Your objective =
Copy out all the lines in the records that include the word "amnesty".

(Stored data entries)
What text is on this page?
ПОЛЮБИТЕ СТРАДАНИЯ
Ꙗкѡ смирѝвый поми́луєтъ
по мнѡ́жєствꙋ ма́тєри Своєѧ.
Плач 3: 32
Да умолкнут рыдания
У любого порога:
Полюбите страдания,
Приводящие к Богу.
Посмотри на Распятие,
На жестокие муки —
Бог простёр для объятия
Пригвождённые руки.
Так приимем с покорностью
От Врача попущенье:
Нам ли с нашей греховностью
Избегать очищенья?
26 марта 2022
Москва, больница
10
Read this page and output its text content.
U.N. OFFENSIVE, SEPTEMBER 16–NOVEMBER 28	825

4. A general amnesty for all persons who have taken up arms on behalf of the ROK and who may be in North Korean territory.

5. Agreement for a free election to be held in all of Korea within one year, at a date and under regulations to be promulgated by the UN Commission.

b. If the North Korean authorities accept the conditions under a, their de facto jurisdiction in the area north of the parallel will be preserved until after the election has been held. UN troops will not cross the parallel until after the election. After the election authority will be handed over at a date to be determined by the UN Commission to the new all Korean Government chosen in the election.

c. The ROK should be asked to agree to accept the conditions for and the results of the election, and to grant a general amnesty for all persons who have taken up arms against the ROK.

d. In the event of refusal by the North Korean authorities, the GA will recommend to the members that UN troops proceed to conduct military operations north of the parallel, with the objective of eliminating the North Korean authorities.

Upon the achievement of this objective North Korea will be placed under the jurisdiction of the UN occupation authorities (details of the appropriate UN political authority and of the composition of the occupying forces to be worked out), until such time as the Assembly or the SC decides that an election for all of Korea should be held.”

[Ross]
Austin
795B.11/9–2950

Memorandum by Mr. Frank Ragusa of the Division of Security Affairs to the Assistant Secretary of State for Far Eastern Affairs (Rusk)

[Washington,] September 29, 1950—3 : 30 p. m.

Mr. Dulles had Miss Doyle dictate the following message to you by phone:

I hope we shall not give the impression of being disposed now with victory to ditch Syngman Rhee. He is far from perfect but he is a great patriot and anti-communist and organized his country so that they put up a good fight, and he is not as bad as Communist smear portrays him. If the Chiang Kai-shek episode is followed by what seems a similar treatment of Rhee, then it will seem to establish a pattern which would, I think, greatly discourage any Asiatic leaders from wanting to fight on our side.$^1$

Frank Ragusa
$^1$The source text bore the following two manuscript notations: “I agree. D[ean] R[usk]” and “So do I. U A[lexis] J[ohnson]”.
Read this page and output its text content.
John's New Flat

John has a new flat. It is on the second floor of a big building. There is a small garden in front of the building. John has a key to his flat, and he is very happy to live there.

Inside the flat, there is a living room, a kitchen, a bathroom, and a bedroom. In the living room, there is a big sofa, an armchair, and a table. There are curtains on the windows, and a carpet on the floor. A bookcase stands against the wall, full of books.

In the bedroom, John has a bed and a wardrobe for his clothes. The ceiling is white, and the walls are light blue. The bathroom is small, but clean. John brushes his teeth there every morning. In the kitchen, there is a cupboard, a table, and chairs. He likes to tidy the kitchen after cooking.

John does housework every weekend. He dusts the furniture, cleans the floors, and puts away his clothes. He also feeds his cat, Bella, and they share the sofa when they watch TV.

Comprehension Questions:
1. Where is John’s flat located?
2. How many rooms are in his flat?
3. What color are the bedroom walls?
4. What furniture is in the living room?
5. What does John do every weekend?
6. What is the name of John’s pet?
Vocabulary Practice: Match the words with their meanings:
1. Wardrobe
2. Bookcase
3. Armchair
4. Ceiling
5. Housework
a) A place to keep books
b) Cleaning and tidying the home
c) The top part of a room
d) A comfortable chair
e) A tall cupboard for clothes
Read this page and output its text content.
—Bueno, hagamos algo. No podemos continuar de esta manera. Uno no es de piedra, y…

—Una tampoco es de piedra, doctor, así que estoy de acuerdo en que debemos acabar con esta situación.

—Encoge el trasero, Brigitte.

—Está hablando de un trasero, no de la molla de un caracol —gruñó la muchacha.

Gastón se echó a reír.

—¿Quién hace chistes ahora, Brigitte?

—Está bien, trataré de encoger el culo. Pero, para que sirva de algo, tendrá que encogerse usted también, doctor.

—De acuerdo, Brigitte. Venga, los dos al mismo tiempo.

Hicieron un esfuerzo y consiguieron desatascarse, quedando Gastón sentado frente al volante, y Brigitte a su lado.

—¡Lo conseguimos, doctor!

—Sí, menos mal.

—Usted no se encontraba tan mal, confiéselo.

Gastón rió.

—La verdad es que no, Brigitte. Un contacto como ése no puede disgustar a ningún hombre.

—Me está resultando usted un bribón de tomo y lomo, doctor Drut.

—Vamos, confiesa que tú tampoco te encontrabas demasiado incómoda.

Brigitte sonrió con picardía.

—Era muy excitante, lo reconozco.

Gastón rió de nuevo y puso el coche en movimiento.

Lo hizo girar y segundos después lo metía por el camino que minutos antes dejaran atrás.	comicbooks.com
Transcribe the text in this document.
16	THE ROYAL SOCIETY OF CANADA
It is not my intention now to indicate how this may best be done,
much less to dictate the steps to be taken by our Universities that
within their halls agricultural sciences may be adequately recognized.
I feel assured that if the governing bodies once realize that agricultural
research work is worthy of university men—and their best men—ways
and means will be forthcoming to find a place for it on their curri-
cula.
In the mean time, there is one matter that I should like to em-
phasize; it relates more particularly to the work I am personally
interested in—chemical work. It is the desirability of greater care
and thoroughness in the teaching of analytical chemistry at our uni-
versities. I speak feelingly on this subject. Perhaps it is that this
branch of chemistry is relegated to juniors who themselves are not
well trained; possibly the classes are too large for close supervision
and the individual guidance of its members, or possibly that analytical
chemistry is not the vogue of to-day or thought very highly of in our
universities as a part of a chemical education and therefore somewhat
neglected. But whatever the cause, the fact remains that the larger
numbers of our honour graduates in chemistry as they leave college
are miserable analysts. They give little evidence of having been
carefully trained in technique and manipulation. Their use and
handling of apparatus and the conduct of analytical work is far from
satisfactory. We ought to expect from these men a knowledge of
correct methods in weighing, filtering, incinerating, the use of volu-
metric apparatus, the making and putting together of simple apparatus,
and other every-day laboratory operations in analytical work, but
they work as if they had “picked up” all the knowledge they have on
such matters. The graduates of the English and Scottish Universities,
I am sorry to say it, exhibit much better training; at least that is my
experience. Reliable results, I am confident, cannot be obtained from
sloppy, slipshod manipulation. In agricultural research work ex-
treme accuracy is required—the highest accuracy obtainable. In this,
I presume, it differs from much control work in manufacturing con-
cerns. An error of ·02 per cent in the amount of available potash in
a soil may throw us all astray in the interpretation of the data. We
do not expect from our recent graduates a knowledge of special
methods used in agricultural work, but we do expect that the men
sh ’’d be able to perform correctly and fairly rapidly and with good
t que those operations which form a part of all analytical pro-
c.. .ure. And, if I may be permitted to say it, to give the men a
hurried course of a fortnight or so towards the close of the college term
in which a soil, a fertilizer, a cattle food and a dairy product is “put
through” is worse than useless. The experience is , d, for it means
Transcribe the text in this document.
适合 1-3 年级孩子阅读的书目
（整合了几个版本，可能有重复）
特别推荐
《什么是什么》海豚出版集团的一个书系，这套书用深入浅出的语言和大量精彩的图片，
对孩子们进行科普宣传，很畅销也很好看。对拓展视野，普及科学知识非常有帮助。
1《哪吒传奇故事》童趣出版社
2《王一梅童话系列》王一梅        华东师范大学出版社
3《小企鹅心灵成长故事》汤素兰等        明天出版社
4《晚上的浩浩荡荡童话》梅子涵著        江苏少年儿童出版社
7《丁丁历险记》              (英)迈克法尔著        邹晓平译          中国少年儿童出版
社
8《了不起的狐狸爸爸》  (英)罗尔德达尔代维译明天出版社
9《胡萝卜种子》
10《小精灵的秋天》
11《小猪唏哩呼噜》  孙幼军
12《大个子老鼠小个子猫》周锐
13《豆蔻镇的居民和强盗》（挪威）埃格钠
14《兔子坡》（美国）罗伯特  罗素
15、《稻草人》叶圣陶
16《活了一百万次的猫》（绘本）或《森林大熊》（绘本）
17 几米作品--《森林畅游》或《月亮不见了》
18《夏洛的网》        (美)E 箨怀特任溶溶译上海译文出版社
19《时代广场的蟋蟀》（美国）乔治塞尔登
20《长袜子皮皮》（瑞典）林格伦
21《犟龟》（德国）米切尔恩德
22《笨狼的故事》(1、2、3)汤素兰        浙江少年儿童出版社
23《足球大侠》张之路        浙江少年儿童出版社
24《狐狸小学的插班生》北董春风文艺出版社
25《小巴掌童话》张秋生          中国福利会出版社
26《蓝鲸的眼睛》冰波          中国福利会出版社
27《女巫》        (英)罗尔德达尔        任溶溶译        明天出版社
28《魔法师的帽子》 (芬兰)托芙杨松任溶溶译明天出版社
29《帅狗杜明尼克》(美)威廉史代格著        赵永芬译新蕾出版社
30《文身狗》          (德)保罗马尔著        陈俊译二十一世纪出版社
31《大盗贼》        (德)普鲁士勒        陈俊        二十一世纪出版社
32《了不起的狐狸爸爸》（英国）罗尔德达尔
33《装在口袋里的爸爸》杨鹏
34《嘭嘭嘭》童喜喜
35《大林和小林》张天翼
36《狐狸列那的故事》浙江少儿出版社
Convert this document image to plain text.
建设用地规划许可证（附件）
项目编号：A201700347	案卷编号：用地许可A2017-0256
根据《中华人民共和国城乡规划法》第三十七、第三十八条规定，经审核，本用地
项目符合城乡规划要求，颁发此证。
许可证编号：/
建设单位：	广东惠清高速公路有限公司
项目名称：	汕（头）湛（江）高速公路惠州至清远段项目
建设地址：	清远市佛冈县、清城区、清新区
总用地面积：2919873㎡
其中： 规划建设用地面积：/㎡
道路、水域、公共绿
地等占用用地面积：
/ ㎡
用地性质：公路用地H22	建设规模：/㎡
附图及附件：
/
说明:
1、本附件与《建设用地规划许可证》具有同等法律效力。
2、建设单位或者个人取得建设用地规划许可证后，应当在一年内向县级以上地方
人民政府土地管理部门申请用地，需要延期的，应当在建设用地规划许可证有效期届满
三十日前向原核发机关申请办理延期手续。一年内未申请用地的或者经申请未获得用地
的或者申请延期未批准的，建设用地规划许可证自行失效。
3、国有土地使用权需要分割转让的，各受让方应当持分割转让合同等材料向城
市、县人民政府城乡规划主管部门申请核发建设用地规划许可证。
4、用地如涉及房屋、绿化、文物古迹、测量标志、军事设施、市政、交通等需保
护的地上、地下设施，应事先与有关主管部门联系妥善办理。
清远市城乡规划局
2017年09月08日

Exercise response =
4. A general amnesty for all persons who have taken up arms on behalf of the ROK and who may be in North Korean territory.
c. The ROK should be asked to agree to accept the conditions for and the results of the election, and to grant a general amnesty for all persons who have taken up arms against the ROK.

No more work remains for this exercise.